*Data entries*

↓

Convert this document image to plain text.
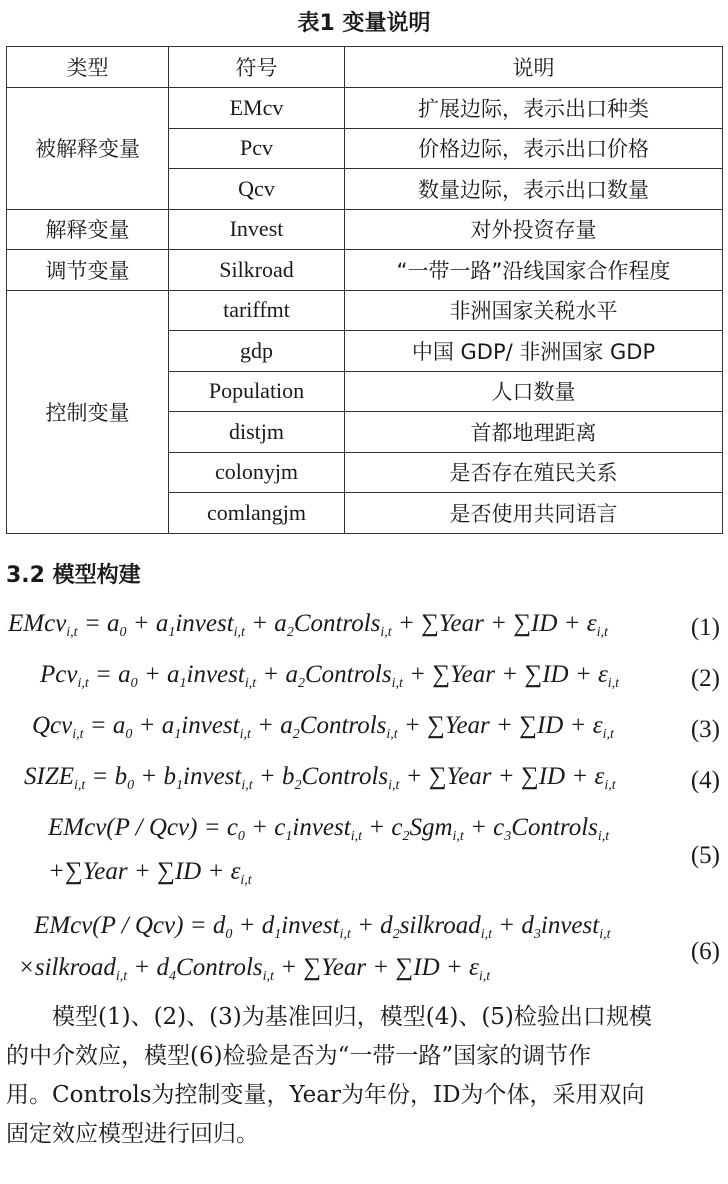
表1 变量说明
类型	符号	说明
被解释变量	EMcv	扩展边际，表示出口种类
	Pcv	价格边际，表示出口价格
	Qcv	数量边际，表示出口数量
解释变量	Invest	对外投资存量
调节变量	Silkroad	“一带一路”沿线国家合作程度
控制变量	tariffmt	非洲国家关税水平
	gdp	中国 GDP/ 非洲国家 GDP
	Population	人口数量
	distjm	首都地理距离
	colonyjm	是否存在殖民关系
	comlangjm	是否使用共同语言
3.2 模型构建
EMcv$_{i,t}$ = $a_0$ + $a_1invest_{i,t}$ + $a_2Controls_{i,t}$ + ∑Year + $\sum ID + \varepsilon_{i,t}$	(1)
$Pcv_{i,t} = a_0$ + $a_1invest_{i,t}$ + $a_2Controls_{i,t}$ + ∑Year + $\sum ID + \varepsilon_{i,t}$	(2)
$Qcv_{i,t} = a_0$ + $a_1invest_{i,t}$ + $a_2Controls_{i,t}$ + ∑Year + $\sum ID + \varepsilon_{i,t}$	(3)
$SIZE_{i,t} = b_0$ + $b_1invest_{i,t}$ + $b_2Controls_{i,t}$ + ∑Year + $\sum ID + \varepsilon_{i,t}$	(4)
EMcv(P / $Qcv) = c_0$ + $c_1invest_{i,t} + c_2Sgm_{i,t}$ + $c_3Controls_{i,t}$
+∑Year + $\sum ID + \varepsilon_{i,t}$
(5)
EMcv(P / $Qcv) = d_0$ + $d_1invest_{i,t}$ + $d_2silkroad_{i,t}$ + $d_3invest_{i,t}$
×silkroad$_{i,t}$ + $d_4Controls_{i,t}$ + ∑Year + $\sum ID + \varepsilon_{i,t}$
(6)
模型(1)、(2)、(3)为基准回归，模型(4)、(5)检验出口规模
的中介效应，模型(6)检验是否为“一带一路”国家的调节作
用。Controls为控制变量，Year为年份，ID为个体，采用双向
固定效应模型进行回归。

↑

*To be done*
Copy out each record shown above without alteration, skipping any picture.

*Exercise solution*
Convert this document image to plain text.
表1 变量说明
类型	符号	说明
被解释变量	EMcv	扩展边际，表示出口种类
	Pcv	价格边际，表示出口价格
	Qcv	数量边际，表示出口数量
解释变量	Invest	对外投资存量
调节变量	Silkroad	“一带一路”沿线国家合作程度
控制变量	tariffmt	非洲国家关税水平
	gdp	中国 GDP/ 非洲国家 GDP
	Population	人口数量
	distjm	首都地理距离
	colonyjm	是否存在殖民关系
	comlangjm	是否使用共同语言
3.2 模型构建
EMcv$_{i,t}$ = $a_0$ + $a_1invest_{i,t}$ + $a_2Controls_{i,t}$ + ∑Year + $\sum ID + \varepsilon_{i,t}$	(1)
$Pcv_{i,t} = a_0$ + $a_1invest_{i,t}$ + $a_2Controls_{i,t}$ + ∑Year + $\sum ID + \varepsilon_{i,t}$	(2)
$Qcv_{i,t} = a_0$ + $a_1invest_{i,t}$ + $a_2Controls_{i,t}$ + ∑Year + $\sum ID + \varepsilon_{i,t}$	(3)
$SIZE_{i,t} = b_0$ + $b_1invest_{i,t}$ + $b_2Controls_{i,t}$ + ∑Year + $\sum ID + \varepsilon_{i,t}$	(4)
EMcv(P / $Qcv) = c_0$ + $c_1invest_{i,t} + c_2Sgm_{i,t}$ + $c_3Controls_{i,t}$
+∑Year + $\sum ID + \varepsilon_{i,t}$
(5)
EMcv(P / $Qcv) = d_0$ + $d_1invest_{i,t}$ + $d_2silkroad_{i,t}$ + $d_3invest_{i,t}$
×silkroad$_{i,t}$ + $d_4Controls_{i,t}$ + ∑Year + $\sum ID + \varepsilon_{i,t}$
(6)
模型(1)、(2)、(3)为基准回归，模型(4)、(5)检验出口规模
的中介效应，模型(6)检验是否为“一带一路”国家的调节作
用。Controls为控制变量，Year为年份，ID为个体，采用双向
固定效应模型进行回归。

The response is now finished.